*Goal*: Your task is to filter the data below down to the lines holding "Account".
▼▼▼
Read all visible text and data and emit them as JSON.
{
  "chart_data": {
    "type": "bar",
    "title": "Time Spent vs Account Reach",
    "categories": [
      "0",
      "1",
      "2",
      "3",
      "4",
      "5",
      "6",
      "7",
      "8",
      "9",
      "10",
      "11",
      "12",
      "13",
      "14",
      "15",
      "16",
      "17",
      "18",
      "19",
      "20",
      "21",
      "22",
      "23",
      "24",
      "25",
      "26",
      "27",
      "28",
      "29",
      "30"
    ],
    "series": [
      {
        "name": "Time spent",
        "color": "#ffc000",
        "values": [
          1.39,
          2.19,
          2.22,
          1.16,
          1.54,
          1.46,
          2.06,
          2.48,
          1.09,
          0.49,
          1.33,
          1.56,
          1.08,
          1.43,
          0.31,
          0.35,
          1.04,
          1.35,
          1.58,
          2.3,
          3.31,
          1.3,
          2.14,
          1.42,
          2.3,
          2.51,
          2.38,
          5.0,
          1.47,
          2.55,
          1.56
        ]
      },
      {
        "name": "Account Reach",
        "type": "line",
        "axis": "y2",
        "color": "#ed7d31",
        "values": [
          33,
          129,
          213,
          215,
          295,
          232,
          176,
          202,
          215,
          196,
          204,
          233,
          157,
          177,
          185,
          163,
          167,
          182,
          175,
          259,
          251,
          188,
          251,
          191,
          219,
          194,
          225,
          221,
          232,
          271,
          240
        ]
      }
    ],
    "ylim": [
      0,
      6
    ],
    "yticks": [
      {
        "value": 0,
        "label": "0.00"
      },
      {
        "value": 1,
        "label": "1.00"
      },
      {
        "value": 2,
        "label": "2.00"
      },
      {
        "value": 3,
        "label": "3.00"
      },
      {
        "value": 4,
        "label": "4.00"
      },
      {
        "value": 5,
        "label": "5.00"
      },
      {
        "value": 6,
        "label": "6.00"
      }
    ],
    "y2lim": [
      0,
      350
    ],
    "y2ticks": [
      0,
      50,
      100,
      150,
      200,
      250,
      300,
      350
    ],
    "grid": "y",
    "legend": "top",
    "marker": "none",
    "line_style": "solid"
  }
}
▲▲▲
*Response for this exercise*:
    "title": "Time Spent vs Account Reach",
        "name": "Account Reach",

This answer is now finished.